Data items
※
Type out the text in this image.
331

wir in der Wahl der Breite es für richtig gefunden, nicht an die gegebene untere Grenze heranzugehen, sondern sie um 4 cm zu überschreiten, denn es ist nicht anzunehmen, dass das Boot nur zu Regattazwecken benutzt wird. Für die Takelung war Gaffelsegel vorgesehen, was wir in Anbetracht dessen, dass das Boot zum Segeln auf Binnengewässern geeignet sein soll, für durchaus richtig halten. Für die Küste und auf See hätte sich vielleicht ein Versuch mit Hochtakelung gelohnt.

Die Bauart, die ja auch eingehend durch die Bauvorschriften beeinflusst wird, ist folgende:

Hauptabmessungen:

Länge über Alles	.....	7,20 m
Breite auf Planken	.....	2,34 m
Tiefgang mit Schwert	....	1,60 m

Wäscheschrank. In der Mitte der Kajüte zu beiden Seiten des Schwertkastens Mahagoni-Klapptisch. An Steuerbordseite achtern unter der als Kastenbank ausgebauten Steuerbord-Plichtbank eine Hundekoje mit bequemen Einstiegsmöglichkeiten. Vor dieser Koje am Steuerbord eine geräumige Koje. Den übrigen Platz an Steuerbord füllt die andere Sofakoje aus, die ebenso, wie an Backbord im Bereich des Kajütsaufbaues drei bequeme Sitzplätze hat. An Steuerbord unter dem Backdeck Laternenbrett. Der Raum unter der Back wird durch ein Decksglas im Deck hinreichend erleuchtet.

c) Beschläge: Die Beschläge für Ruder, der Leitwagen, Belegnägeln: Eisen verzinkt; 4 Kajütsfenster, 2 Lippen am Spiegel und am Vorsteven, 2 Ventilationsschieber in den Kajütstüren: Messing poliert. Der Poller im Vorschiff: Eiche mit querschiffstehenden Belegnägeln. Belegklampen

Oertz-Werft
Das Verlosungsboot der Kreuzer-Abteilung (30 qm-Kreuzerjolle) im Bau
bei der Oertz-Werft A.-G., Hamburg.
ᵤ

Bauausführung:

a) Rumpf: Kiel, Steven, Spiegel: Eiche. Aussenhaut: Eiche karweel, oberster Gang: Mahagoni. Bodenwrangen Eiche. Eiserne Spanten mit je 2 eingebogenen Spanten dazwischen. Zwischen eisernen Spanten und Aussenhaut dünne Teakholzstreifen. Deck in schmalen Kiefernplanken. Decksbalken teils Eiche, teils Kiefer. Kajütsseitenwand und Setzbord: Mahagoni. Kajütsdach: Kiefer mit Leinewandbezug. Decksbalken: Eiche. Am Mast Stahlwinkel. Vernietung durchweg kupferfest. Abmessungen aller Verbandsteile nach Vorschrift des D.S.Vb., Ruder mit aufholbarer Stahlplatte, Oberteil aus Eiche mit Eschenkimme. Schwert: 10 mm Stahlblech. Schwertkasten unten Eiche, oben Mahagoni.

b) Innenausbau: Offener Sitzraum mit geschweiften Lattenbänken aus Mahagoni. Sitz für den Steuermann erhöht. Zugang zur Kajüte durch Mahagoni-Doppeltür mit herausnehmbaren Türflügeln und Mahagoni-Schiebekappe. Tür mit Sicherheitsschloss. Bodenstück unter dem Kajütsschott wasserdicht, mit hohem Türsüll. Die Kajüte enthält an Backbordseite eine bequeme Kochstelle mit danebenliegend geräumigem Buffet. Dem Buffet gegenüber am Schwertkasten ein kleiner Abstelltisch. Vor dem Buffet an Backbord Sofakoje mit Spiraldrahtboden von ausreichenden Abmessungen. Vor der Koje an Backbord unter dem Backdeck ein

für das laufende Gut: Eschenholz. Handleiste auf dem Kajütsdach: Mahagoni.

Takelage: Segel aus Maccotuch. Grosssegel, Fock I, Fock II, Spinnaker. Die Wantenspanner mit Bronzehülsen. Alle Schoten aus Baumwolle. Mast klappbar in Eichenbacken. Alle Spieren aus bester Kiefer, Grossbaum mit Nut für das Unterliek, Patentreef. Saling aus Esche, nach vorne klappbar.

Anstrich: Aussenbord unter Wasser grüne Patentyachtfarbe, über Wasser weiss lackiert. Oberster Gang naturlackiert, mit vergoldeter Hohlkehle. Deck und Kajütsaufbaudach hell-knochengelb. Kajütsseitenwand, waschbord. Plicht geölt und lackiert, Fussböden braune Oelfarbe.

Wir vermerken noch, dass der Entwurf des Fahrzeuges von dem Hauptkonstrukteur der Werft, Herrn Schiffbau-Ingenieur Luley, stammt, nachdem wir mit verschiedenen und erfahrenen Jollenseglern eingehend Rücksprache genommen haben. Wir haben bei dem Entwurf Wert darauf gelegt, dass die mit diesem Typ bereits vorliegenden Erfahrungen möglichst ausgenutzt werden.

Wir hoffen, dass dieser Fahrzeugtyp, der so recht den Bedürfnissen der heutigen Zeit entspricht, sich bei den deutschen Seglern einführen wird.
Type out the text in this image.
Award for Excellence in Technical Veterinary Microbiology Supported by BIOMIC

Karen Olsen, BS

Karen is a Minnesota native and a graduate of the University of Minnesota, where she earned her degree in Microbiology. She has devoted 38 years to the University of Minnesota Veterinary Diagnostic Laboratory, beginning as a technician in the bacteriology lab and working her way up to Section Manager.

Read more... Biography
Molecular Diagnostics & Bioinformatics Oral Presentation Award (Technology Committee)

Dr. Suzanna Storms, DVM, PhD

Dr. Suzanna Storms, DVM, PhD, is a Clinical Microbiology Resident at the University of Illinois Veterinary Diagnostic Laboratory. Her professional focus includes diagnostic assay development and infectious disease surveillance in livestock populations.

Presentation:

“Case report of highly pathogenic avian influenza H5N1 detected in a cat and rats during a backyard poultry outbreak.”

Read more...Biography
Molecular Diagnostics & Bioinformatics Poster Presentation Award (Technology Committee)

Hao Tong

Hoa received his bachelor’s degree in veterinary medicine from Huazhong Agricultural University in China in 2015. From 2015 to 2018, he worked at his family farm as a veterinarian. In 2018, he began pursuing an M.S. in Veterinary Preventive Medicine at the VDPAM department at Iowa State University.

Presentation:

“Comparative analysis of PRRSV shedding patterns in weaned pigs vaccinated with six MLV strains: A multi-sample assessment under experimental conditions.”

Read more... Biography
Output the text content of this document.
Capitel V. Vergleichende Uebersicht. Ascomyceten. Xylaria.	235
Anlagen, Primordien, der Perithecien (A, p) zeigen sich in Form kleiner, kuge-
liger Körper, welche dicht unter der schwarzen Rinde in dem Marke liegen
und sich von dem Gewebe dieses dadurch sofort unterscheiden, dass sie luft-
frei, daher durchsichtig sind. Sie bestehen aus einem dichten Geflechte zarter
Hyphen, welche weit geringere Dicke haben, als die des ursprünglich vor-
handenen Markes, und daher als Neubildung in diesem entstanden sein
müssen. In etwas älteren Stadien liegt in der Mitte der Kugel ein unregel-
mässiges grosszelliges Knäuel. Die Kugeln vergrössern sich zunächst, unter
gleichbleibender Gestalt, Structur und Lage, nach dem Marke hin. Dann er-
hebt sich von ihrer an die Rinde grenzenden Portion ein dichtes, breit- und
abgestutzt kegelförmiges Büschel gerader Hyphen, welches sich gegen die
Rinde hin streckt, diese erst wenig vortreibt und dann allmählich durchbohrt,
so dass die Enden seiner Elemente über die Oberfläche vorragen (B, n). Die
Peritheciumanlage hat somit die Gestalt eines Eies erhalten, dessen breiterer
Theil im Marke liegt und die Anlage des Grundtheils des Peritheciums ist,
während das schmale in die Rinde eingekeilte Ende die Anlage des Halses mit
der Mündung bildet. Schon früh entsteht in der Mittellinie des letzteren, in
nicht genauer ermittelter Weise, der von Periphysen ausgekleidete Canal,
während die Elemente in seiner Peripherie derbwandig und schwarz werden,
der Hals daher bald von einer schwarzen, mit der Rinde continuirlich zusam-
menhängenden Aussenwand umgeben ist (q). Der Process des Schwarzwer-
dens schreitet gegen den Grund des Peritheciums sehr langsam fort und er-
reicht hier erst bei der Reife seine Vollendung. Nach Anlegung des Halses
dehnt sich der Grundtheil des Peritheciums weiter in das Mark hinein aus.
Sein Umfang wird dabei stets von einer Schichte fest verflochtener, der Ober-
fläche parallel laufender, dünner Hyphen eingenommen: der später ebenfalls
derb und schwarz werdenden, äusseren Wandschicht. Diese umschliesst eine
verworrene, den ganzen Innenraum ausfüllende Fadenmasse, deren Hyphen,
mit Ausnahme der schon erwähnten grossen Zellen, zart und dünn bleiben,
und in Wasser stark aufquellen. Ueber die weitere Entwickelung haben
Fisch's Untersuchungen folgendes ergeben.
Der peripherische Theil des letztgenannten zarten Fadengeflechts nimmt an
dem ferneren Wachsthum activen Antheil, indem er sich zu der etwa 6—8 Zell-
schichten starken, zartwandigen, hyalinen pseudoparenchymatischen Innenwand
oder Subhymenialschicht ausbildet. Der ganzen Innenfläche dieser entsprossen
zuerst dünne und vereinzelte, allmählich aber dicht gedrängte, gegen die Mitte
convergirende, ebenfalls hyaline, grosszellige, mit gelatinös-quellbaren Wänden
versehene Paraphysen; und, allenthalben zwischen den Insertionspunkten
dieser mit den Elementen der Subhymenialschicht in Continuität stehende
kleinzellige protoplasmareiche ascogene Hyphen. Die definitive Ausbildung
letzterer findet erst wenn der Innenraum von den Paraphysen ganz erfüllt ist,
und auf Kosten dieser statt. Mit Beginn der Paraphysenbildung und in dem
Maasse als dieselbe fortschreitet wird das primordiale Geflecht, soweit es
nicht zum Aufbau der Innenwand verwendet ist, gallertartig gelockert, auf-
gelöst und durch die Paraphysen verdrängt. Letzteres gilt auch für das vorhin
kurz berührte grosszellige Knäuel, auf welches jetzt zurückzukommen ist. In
※
- [Exercise brief]: "Gestalt" is the string to look for; please copy every line of the records above where it appears.

- [Result]:
gleichbleibender Gestalt, Structur und Lage, nach dem Marke hin. Dann er-
Peritheciumanlage hat somit die Gestalt eines Eies erhalten, dessen breiterer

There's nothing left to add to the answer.